Cambia "ciclón" por "huracán" y vuelve a escribir la reseña de "Alabarla es fácil, salir" a "que te rompa.".

→ **Texto del documento**
※ ※ ※

Una chica es una cosa a medio hacer

Traducción de Rubén Martín Giráldez

Madrid, Impedimenta, 2020, 272 pp.

A veces los elogios les sientan regular a las novelas. Afirmar que es heredera de Joyce, de Beckett o de Woolf es tan cierto como desalentador, por grandilocuente. Todo eso se ha dicho –y más que se dirá– de la primera novela de Eimear McBride (Liverpool, 1976), Una chica es una cosa a medio hacer, a la que se ajustan perfectamente tanto el repertorio de premios logrados como el título de “clásico instantáneo”.

Alabarla es fácil, salir indemne de su lectura ya no tanto. Por eso conviene avisar: las primeras páginas parecen concebidas para expulsar lectores. Nos topamos con el relato en primera persona de la cría protagonista, en un lenguaje roto que fusila deliberadamente cualquier convención sintáctica o lingüística. Toda la novela está narrada en un borboteo desestructurado de palabras, un desafío estilístico seguramente responsable de que tardara en publicarse más de nueve años en Reino Unido. Cuando lo hizo fue un ciclón, porque no es un libro para andarse con tibiezas: puedes abandonarlo o dejar que te rompa.

※ ※ ※

→ **Datos registrados**
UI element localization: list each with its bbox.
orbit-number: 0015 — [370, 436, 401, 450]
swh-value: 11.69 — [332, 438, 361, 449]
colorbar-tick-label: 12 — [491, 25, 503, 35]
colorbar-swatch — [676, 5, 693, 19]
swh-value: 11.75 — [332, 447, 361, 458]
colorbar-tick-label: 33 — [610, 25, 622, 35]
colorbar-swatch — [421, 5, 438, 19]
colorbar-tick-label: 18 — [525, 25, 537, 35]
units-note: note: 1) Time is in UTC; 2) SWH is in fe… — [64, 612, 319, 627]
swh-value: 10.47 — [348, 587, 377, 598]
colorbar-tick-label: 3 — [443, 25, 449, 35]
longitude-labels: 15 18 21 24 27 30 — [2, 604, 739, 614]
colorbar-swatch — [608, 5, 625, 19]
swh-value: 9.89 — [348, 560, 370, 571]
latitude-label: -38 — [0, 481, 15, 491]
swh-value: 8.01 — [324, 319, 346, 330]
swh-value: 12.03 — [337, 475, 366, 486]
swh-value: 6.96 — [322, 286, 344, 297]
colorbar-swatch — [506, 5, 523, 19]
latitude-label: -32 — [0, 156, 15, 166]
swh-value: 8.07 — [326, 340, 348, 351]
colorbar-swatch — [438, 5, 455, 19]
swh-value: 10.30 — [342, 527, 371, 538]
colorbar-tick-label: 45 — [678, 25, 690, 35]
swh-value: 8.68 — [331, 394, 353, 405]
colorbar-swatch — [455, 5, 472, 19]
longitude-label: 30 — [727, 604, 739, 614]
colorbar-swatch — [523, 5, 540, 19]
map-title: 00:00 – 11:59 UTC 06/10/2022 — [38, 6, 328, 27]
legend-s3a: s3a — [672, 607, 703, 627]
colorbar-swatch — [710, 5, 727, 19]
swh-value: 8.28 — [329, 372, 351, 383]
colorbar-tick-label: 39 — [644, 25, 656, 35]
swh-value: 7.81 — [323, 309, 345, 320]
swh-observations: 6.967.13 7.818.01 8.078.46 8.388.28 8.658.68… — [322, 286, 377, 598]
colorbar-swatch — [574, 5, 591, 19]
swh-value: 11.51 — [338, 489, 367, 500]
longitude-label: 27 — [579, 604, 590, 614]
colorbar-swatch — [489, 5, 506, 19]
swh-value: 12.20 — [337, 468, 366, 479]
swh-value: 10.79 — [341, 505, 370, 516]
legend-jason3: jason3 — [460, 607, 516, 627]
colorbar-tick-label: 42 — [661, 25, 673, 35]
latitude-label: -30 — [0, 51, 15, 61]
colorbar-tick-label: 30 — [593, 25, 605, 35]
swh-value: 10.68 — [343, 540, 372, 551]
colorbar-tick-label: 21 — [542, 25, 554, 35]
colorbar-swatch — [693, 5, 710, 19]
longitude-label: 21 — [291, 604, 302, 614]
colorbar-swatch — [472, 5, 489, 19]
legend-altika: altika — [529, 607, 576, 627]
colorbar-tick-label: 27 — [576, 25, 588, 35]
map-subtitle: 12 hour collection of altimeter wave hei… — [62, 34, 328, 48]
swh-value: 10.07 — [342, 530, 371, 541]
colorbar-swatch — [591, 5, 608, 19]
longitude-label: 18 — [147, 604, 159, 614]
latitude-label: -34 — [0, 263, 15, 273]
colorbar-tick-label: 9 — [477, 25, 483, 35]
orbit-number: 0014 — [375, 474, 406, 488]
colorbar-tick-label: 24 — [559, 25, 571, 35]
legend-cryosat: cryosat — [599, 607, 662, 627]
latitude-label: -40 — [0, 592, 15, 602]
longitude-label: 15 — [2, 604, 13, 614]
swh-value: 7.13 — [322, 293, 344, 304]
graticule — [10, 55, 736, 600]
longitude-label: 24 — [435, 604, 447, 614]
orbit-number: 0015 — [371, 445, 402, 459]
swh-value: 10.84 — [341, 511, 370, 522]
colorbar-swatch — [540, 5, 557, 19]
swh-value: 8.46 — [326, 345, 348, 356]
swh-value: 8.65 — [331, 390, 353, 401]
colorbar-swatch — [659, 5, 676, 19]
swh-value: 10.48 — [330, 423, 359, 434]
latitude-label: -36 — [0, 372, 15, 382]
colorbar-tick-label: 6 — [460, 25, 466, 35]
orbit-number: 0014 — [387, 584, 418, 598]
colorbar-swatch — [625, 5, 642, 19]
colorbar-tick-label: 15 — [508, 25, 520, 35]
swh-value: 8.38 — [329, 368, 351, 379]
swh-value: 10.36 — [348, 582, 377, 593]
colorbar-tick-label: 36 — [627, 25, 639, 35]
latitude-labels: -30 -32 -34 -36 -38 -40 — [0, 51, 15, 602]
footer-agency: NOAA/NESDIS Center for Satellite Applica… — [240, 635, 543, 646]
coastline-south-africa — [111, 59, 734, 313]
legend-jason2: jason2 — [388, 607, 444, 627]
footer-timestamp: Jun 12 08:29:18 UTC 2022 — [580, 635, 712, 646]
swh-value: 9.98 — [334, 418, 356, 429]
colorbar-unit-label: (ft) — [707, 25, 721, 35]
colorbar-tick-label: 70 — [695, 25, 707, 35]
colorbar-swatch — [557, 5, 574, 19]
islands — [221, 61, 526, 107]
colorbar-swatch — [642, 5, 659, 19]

※ ※ ※

→ **Resultado**
Alabarla es fácil, salir indemne de su lectura ya no tanto. Por eso conviene avisar: las primeras páginas parecen concebidas para expulsar lectores. Nos topamos con el relato en primera persona de la cría protagonista, en un lenguaje roto que fusila deliberadamente cualquier convención sintáctica o lingüística. Toda la novela está narrada en un borboteo desestructurado de palabras, un desafío estilístico seguramente responsable de que tardara en publicarse más de nueve años en Reino Unido. Cuando lo hizo fue un huracán, porque no es un libro para andarse con tibiezas: puedes abandonarlo o dejar que te rompa.